◆ CHALLENGE: Copy all the material below, exactly as it stands.

Stored items from a collection:
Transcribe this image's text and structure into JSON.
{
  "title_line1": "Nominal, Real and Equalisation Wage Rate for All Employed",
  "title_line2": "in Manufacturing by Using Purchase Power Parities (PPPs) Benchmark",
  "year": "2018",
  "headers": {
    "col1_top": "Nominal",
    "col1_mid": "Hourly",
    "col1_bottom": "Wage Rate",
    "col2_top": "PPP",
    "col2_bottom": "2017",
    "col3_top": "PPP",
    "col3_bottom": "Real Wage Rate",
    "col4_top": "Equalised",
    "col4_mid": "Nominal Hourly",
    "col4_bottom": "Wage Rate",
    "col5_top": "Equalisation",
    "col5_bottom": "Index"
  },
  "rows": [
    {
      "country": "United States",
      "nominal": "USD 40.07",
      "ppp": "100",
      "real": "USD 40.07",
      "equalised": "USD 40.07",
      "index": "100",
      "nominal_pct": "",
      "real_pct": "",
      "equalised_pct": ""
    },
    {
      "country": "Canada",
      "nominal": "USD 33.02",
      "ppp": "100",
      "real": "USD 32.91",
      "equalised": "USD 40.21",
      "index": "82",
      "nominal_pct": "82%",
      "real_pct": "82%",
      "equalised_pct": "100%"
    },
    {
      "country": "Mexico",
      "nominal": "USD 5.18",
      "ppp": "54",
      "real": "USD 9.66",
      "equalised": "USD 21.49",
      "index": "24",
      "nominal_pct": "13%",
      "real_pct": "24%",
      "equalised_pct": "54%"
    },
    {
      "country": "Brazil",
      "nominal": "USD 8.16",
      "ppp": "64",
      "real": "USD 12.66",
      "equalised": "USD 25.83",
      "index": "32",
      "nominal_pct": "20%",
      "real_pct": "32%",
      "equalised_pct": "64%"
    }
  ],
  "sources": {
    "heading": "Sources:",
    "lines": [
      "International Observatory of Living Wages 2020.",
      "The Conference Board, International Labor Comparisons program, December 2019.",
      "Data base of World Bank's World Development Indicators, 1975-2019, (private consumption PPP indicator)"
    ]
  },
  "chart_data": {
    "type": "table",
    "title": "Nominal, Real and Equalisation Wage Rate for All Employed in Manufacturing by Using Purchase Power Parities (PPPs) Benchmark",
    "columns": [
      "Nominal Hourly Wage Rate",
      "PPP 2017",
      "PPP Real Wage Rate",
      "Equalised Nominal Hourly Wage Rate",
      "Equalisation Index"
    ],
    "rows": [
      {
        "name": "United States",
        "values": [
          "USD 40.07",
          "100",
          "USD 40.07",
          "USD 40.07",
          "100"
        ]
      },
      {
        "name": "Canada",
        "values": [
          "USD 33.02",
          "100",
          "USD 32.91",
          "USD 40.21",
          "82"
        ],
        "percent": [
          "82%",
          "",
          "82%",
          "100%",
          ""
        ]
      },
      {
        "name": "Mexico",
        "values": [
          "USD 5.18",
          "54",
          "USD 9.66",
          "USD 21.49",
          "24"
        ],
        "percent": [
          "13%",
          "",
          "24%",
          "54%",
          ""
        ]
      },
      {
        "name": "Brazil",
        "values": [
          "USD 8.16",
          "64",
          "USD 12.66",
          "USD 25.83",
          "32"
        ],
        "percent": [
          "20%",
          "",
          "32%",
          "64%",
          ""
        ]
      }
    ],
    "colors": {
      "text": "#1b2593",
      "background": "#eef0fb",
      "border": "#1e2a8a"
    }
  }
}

◆ ANSWER TO THIS EXERCISE:
Transcribe this image's text and structure into JSON.
{
  "title_line1": "Nominal, Real and Equalisation Wage Rate for All Employed",
  "title_line2": "in Manufacturing by Using Purchase Power Parities (PPPs) Benchmark",
  "year": "2018",
  "headers": {
    "col1_top": "Nominal",
    "col1_mid": "Hourly",
    "col1_bottom": "Wage Rate",
    "col2_top": "PPP",
    "col2_bottom": "2017",
    "col3_top": "PPP",
    "col3_bottom": "Real Wage Rate",
    "col4_top": "Equalised",
    "col4_mid": "Nominal Hourly",
    "col4_bottom": "Wage Rate",
    "col5_top": "Equalisation",
    "col5_bottom": "Index"
  },
  "rows": [
    {
      "country": "United States",
      "nominal": "USD 40.07",
      "ppp": "100",
      "real": "USD 40.07",
      "equalised": "USD 40.07",
      "index": "100",
      "nominal_pct": "",
      "real_pct": "",
      "equalised_pct": ""
    },
    {
      "country": "Canada",
      "nominal": "USD 33.02",
      "ppp": "100",
      "real": "USD 32.91",
      "equalised": "USD 40.21",
      "index": "82",
      "nominal_pct": "82%",
      "real_pct": "82%",
      "equalised_pct": "100%"
    },
    {
      "country": "Mexico",
      "nominal": "USD 5.18",
      "ppp": "54",
      "real": "USD 9.66",
      "equalised": "USD 21.49",
      "index": "24",
      "nominal_pct": "13%",
      "real_pct": "24%",
      "equalised_pct": "54%"
    },
    {
      "country": "Brazil",
      "nominal": "USD 8.16",
      "ppp": "64",
      "real": "USD 12.66",
      "equalised": "USD 25.83",
      "index": "32",
      "nominal_pct": "20%",
      "real_pct": "32%",
      "equalised_pct": "64%"
    }
  ],
  "sources": {
    "heading": "Sources:",
    "lines": [
      "International Observatory of Living Wages 2020.",
      "The Conference Board, International Labor Comparisons program, December 2019.",
      "Data base of World Bank's World Development Indicators, 1975-2019, (private consumption PPP indicator)"
    ]
  },
  "chart_data": {
    "type": "table",
    "title": "Nominal, Real and Equalisation Wage Rate for All Employed in Manufacturing by Using Purchase Power Parities (PPPs) Benchmark",
    "columns": [
      "Nominal Hourly Wage Rate",
      "PPP 2017",
      "PPP Real Wage Rate",
      "Equalised Nominal Hourly Wage Rate",
      "Equalisation Index"
    ],
    "rows": [
      {
        "name": "United States",
        "values": [
          "USD 40.07",
          "100",
          "USD 40.07",
          "USD 40.07",
          "100"
        ]
      },
      {
        "name": "Canada",
        "values": [
          "USD 33.02",
          "100",
          "USD 32.91",
          "USD 40.21",
          "82"
        ],
        "percent": [
          "82%",
          "",
          "82%",
          "100%",
          ""
        ]
      },
      {
        "name": "Mexico",
        "values": [
          "USD 5.18",
          "54",
          "USD 9.66",
          "USD 21.49",
          "24"
        ],
        "percent": [
          "13%",
          "",
          "24%",
          "54%",
          ""
        ]
      },
      {
        "name": "Brazil",
        "values": [
          "USD 8.16",
          "64",
          "USD 12.66",
          "USD 25.83",
          "32"
        ],
        "percent": [
          "20%",
          "",
          "32%",
          "64%",
          ""
        ]
      }
    ],
    "colors": {
      "text": "#1b2593",
      "background": "#eef0fb",
      "border": "#1e2a8a"
    }
  }
}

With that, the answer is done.